*** Given information
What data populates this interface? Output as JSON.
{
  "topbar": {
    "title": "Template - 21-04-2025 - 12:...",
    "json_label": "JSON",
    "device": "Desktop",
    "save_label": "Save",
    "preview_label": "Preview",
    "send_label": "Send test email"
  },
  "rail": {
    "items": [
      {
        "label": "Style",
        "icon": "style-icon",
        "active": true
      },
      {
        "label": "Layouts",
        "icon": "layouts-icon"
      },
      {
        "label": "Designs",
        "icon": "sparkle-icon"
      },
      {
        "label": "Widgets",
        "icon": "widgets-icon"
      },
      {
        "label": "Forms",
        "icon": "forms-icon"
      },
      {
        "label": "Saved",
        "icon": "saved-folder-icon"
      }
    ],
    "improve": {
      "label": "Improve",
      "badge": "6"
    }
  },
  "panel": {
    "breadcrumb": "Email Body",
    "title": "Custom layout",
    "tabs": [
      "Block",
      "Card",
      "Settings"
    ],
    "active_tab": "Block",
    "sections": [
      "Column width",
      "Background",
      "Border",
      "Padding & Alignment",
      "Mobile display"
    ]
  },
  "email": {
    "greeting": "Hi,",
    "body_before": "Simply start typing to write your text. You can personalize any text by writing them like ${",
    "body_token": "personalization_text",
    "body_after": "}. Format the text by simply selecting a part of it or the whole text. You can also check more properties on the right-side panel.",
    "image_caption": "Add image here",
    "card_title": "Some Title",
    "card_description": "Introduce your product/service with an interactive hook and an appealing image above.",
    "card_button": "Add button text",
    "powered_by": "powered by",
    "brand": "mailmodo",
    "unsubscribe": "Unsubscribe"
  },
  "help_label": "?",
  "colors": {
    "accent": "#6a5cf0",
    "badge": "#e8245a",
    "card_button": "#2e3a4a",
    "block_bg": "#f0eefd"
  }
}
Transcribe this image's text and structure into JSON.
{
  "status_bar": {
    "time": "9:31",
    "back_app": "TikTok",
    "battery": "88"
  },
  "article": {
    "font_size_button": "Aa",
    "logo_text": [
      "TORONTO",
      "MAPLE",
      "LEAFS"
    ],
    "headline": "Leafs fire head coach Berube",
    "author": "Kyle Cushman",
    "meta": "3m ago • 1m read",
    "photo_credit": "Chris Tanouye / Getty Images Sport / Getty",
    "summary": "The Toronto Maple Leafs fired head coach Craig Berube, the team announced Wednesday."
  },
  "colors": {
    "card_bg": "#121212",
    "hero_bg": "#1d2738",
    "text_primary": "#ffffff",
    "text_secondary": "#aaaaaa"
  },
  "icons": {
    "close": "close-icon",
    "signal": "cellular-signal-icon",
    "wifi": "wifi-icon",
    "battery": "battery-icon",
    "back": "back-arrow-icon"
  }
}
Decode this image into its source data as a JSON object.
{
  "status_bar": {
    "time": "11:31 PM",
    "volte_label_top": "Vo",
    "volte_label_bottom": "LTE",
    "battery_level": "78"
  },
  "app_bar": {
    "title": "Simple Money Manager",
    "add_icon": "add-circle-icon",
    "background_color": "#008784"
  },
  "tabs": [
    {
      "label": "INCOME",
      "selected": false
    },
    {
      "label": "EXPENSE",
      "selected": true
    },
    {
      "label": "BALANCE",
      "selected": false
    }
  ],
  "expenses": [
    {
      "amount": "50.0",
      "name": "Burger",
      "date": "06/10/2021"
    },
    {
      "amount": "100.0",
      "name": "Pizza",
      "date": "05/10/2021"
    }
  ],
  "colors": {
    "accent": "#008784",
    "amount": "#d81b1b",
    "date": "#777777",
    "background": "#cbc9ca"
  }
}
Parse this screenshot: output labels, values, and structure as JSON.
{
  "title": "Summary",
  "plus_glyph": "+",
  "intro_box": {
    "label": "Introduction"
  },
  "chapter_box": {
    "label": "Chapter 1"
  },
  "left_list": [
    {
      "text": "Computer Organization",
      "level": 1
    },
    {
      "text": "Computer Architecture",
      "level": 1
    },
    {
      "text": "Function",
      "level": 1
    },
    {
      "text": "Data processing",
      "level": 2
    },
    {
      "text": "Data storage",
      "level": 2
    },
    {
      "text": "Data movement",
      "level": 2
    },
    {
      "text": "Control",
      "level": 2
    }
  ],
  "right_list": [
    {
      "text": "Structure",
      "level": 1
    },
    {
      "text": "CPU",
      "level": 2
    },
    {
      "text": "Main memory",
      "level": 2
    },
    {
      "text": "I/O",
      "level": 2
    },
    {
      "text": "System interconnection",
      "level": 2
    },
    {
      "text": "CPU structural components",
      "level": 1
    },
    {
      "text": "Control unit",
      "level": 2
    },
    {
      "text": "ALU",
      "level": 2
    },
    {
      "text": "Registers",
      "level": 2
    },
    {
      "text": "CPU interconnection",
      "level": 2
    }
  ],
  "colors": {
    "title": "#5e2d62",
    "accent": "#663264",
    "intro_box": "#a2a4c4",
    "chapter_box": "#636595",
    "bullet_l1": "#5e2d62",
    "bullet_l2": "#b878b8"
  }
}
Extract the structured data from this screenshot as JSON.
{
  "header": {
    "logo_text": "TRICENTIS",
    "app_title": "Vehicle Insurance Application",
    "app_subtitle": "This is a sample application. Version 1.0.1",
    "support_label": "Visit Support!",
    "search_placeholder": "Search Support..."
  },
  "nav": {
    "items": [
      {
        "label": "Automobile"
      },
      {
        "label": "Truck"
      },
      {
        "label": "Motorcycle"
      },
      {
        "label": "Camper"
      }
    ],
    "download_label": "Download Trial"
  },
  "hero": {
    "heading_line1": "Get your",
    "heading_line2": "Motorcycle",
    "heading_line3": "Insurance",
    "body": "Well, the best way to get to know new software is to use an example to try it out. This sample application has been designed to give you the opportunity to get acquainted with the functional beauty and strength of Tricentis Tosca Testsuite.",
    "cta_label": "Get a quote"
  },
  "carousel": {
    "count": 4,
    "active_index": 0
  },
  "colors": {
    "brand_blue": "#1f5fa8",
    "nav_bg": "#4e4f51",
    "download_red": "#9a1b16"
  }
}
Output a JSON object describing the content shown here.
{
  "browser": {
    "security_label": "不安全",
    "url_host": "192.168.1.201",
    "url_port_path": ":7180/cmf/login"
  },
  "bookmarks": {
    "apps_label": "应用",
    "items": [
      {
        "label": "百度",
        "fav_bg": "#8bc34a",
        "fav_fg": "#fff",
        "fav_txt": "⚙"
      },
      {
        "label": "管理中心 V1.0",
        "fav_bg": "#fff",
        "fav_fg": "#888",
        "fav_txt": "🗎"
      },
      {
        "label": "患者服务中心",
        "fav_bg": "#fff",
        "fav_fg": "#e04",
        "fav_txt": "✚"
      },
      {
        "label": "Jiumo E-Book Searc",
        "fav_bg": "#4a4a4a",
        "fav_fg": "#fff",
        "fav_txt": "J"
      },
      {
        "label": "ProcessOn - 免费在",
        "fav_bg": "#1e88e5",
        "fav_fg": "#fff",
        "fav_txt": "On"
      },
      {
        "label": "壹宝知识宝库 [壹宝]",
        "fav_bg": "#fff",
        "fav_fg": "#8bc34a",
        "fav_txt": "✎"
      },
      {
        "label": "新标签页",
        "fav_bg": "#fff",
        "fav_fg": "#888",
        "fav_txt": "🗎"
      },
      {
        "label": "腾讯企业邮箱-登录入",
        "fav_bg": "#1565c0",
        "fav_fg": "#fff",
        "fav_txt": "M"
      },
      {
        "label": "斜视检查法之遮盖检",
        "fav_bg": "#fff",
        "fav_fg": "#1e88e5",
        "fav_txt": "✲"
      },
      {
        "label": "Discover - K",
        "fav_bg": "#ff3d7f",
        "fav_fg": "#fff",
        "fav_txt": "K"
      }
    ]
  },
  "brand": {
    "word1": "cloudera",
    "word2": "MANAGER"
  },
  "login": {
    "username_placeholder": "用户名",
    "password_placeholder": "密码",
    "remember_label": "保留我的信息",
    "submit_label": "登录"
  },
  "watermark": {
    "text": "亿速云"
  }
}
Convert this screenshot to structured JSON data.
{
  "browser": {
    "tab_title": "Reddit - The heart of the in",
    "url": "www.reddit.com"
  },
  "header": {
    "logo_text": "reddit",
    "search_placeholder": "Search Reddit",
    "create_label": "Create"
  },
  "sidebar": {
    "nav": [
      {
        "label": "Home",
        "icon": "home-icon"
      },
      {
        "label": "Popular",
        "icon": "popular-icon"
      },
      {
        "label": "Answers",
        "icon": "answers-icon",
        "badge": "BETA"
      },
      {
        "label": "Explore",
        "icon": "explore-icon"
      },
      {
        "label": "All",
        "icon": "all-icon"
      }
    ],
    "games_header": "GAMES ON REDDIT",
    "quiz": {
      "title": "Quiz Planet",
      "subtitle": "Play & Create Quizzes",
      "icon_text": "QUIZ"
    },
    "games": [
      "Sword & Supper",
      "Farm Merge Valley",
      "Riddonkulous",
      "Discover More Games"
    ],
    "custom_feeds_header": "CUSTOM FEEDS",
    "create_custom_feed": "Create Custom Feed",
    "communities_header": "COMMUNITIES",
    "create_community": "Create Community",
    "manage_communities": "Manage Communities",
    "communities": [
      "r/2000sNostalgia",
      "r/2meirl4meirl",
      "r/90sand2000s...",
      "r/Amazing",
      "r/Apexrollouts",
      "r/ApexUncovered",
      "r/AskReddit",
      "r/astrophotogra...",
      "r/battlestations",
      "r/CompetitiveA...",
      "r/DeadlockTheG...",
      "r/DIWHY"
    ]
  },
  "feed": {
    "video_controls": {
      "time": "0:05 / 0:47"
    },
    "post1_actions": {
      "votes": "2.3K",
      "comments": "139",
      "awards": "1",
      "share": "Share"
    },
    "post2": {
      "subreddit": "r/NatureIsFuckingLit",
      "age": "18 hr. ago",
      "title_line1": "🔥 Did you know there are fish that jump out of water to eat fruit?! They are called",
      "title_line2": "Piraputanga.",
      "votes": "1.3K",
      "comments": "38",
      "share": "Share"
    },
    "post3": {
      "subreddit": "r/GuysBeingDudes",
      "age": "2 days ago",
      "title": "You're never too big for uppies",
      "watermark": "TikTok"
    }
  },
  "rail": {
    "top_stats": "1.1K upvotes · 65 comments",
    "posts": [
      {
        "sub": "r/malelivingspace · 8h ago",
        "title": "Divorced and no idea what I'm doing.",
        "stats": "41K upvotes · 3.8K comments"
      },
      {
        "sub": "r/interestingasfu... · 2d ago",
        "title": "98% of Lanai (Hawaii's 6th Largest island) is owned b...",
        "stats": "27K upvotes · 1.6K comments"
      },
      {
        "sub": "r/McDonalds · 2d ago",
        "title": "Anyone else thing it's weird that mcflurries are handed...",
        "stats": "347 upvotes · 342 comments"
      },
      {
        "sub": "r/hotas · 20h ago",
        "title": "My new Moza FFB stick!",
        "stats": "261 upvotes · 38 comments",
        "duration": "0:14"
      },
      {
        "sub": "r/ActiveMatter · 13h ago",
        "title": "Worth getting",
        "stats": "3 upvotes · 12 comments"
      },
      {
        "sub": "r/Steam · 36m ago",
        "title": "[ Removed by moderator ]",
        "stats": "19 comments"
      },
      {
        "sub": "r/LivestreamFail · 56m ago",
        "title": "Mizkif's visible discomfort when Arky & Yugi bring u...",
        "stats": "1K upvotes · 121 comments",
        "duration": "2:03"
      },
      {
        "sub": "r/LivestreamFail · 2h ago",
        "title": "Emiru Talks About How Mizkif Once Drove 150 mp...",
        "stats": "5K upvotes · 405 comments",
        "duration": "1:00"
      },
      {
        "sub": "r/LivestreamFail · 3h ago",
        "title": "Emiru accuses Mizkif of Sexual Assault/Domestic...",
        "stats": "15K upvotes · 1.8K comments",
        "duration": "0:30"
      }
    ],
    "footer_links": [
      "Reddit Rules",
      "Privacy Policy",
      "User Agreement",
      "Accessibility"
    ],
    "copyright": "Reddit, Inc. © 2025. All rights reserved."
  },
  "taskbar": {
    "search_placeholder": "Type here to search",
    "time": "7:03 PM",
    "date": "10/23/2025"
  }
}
******
*Given problem:*
Copy down every line of the material above that includes the string "subreddit".

*Reply:*
      "subreddit": "r/NatureIsFuckingLit",
      "subreddit": "r/GuysBeingDudes",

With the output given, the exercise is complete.